Stored records:
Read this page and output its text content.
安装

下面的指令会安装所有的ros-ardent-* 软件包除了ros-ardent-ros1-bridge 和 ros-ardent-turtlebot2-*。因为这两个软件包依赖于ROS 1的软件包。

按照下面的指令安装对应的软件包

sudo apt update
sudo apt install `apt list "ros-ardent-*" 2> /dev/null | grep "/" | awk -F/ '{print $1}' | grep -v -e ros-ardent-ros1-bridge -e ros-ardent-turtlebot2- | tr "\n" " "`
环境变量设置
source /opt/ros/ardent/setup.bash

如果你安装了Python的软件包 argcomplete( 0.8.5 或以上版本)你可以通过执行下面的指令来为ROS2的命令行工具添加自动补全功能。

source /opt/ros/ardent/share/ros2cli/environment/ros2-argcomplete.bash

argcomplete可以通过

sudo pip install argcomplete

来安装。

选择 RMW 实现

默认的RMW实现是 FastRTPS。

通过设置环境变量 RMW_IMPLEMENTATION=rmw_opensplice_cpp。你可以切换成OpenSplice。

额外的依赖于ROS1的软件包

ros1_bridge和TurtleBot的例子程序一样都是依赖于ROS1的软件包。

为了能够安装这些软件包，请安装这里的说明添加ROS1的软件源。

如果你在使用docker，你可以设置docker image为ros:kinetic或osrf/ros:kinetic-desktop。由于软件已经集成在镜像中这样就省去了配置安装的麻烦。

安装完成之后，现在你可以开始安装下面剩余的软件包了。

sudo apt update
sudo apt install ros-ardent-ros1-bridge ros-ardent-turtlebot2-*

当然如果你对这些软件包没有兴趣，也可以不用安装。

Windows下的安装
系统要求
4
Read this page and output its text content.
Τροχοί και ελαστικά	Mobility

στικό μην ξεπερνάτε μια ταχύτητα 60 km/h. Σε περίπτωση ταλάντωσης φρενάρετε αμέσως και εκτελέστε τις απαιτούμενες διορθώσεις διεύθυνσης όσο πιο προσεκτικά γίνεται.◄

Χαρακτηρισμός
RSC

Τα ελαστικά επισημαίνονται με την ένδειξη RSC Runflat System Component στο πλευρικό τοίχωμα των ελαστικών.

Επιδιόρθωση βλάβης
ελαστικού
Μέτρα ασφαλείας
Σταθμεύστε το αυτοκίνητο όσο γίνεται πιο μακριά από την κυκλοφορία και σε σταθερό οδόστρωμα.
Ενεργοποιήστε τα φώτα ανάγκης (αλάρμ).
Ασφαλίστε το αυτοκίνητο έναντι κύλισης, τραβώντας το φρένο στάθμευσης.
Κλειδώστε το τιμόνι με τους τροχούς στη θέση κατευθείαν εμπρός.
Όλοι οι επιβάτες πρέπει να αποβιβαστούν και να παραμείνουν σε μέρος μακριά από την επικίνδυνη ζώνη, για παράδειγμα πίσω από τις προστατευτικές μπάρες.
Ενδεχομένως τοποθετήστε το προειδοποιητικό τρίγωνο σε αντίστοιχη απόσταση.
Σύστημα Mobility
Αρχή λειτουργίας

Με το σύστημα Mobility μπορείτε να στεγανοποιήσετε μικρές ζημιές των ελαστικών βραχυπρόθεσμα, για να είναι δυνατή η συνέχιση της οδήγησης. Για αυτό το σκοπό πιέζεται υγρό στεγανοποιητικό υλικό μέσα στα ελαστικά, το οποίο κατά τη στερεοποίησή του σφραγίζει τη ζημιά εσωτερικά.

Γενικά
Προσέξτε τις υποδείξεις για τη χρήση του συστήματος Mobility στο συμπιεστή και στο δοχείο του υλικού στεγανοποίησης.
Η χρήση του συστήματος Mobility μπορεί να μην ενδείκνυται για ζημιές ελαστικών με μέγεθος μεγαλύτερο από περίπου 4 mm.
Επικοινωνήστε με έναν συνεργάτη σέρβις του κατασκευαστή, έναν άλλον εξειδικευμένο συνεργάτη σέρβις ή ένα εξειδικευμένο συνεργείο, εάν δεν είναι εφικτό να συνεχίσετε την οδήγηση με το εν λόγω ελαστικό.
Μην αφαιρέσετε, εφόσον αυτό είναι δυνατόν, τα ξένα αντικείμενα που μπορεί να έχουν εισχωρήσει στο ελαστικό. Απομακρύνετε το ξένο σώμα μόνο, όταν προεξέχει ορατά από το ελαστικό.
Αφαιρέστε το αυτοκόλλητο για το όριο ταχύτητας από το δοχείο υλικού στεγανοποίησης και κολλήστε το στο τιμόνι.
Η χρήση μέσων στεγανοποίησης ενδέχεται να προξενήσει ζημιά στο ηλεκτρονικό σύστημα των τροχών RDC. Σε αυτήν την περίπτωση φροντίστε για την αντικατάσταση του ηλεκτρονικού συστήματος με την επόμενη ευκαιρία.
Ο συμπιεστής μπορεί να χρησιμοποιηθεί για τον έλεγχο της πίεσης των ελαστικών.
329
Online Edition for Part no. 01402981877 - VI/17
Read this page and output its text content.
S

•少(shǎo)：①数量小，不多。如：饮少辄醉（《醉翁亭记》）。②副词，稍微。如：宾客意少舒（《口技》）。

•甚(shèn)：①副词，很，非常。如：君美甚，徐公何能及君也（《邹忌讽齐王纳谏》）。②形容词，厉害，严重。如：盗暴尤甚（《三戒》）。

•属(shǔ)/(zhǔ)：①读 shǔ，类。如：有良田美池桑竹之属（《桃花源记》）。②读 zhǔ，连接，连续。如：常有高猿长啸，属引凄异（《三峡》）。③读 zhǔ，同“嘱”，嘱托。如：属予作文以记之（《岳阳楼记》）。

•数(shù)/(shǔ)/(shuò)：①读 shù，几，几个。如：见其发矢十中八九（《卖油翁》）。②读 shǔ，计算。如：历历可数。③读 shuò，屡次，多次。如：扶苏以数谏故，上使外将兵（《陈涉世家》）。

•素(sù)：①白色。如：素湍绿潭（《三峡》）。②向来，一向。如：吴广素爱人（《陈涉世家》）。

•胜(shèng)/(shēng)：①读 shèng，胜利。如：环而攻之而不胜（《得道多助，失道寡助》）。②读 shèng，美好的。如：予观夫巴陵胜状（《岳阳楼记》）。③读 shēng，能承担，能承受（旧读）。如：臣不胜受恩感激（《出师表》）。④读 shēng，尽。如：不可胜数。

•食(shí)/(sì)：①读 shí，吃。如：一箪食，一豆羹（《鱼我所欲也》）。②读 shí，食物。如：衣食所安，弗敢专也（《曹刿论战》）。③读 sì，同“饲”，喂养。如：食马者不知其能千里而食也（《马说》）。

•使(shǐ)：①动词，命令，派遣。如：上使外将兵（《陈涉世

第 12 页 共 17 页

DIRECTION:
Go through the listing and copy all of it exactly.

SOLUTION TO THIS TASK:
Read this page and output its text content.
安装

下面的指令会安装所有的ros-ardent-* 软件包除了ros-ardent-ros1-bridge 和 ros-ardent-turtlebot2-*。因为这两个软件包依赖于ROS 1的软件包。

按照下面的指令安装对应的软件包

sudo apt update
sudo apt install `apt list "ros-ardent-*" 2> /dev/null | grep "/" | awk -F/ '{print $1}' | grep -v -e ros-ardent-ros1-bridge -e ros-ardent-turtlebot2- | tr "\n" " "`
环境变量设置
source /opt/ros/ardent/setup.bash

如果你安装了Python的软件包 argcomplete( 0.8.5 或以上版本)你可以通过执行下面的指令来为ROS2的命令行工具添加自动补全功能。

source /opt/ros/ardent/share/ros2cli/environment/ros2-argcomplete.bash

argcomplete可以通过

sudo pip install argcomplete

来安装。

选择 RMW 实现

默认的RMW实现是 FastRTPS。

通过设置环境变量 RMW_IMPLEMENTATION=rmw_opensplice_cpp。你可以切换成OpenSplice。

额外的依赖于ROS1的软件包

ros1_bridge和TurtleBot的例子程序一样都是依赖于ROS1的软件包。

为了能够安装这些软件包，请安装这里的说明添加ROS1的软件源。

如果你在使用docker，你可以设置docker image为ros:kinetic或osrf/ros:kinetic-desktop。由于软件已经集成在镜像中这样就省去了配置安装的麻烦。

安装完成之后，现在你可以开始安装下面剩余的软件包了。

sudo apt update
sudo apt install ros-ardent-ros1-bridge ros-ardent-turtlebot2-*

当然如果你对这些软件包没有兴趣，也可以不用安装。

Windows下的安装
系统要求
4
Read this page and output its text content.
Τροχοί και ελαστικά	Mobility

στικό μην ξεπερνάτε μια ταχύτητα 60 km/h. Σε περίπτωση ταλάντωσης φρενάρετε αμέσως και εκτελέστε τις απαιτούμενες διορθώσεις διεύθυνσης όσο πιο προσεκτικά γίνεται.◄

Χαρακτηρισμός
RSC

Τα ελαστικά επισημαίνονται με την ένδειξη RSC Runflat System Component στο πλευρικό τοίχωμα των ελαστικών.

Επιδιόρθωση βλάβης
ελαστικού
Μέτρα ασφαλείας
Σταθμεύστε το αυτοκίνητο όσο γίνεται πιο μακριά από την κυκλοφορία και σε σταθερό οδόστρωμα.
Ενεργοποιήστε τα φώτα ανάγκης (αλάρμ).
Ασφαλίστε το αυτοκίνητο έναντι κύλισης, τραβώντας το φρένο στάθμευσης.
Κλειδώστε το τιμόνι με τους τροχούς στη θέση κατευθείαν εμπρός.
Όλοι οι επιβάτες πρέπει να αποβιβαστούν και να παραμείνουν σε μέρος μακριά από την επικίνδυνη ζώνη, για παράδειγμα πίσω από τις προστατευτικές μπάρες.
Ενδεχομένως τοποθετήστε το προειδοποιητικό τρίγωνο σε αντίστοιχη απόσταση.
Σύστημα Mobility
Αρχή λειτουργίας

Με το σύστημα Mobility μπορείτε να στεγανοποιήσετε μικρές ζημιές των ελαστικών βραχυπρόθεσμα, για να είναι δυνατή η συνέχιση της οδήγησης. Για αυτό το σκοπό πιέζεται υγρό στεγανοποιητικό υλικό μέσα στα ελαστικά, το οποίο κατά τη στερεοποίησή του σφραγίζει τη ζημιά εσωτερικά.

Γενικά
Προσέξτε τις υποδείξεις για τη χρήση του συστήματος Mobility στο συμπιεστή και στο δοχείο του υλικού στεγανοποίησης.
Η χρήση του συστήματος Mobility μπορεί να μην ενδείκνυται για ζημιές ελαστικών με μέγεθος μεγαλύτερο από περίπου 4 mm.
Επικοινωνήστε με έναν συνεργάτη σέρβις του κατασκευαστή, έναν άλλον εξειδικευμένο συνεργάτη σέρβις ή ένα εξειδικευμένο συνεργείο, εάν δεν είναι εφικτό να συνεχίσετε την οδήγηση με το εν λόγω ελαστικό.
Μην αφαιρέσετε, εφόσον αυτό είναι δυνατόν, τα ξένα αντικείμενα που μπορεί να έχουν εισχωρήσει στο ελαστικό. Απομακρύνετε το ξένο σώμα μόνο, όταν προεξέχει ορατά από το ελαστικό.
Αφαιρέστε το αυτοκόλλητο για το όριο ταχύτητας από το δοχείο υλικού στεγανοποίησης και κολλήστε το στο τιμόνι.
Η χρήση μέσων στεγανοποίησης ενδέχεται να προξενήσει ζημιά στο ηλεκτρονικό σύστημα των τροχών RDC. Σε αυτήν την περίπτωση φροντίστε για την αντικατάσταση του ηλεκτρονικού συστήματος με την επόμενη ευκαιρία.
Ο συμπιεστής μπορεί να χρησιμοποιηθεί για τον έλεγχο της πίεσης των ελαστικών.
329
Online Edition for Part no. 01402981877 - VI/17
Read this page and output its text content.
S

•少(shǎo)：①数量小，不多。如：饮少辄醉（《醉翁亭记》）。②副词，稍微。如：宾客意少舒（《口技》）。

•甚(shèn)：①副词，很，非常。如：君美甚，徐公何能及君也（《邹忌讽齐王纳谏》）。②形容词，厉害，严重。如：盗暴尤甚（《三戒》）。

•属(shǔ)/(zhǔ)：①读 shǔ，类。如：有良田美池桑竹之属（《桃花源记》）。②读 zhǔ，连接，连续。如：常有高猿长啸，属引凄异（《三峡》）。③读 zhǔ，同“嘱”，嘱托。如：属予作文以记之（《岳阳楼记》）。

•数(shù)/(shǔ)/(shuò)：①读 shù，几，几个。如：见其发矢十中八九（《卖油翁》）。②读 shǔ，计算。如：历历可数。③读 shuò，屡次，多次。如：扶苏以数谏故，上使外将兵（《陈涉世家》）。

•素(sù)：①白色。如：素湍绿潭（《三峡》）。②向来，一向。如：吴广素爱人（《陈涉世家》）。

•胜(shèng)/(shēng)：①读 shèng，胜利。如：环而攻之而不胜（《得道多助，失道寡助》）。②读 shèng，美好的。如：予观夫巴陵胜状（《岳阳楼记》）。③读 shēng，能承担，能承受（旧读）。如：臣不胜受恩感激（《出师表》）。④读 shēng，尽。如：不可胜数。

•食(shí)/(sì)：①读 shí，吃。如：一箪食，一豆羹（《鱼我所欲也》）。②读 shí，食物。如：衣食所安，弗敢专也（《曹刿论战》）。③读 sì，同“饲”，喂养。如：食马者不知其能千里而食也（《马说》）。

•使(shǐ)：①动词，命令，派遣。如：上使外将兵（《陈涉世

第 12 页 共 17 页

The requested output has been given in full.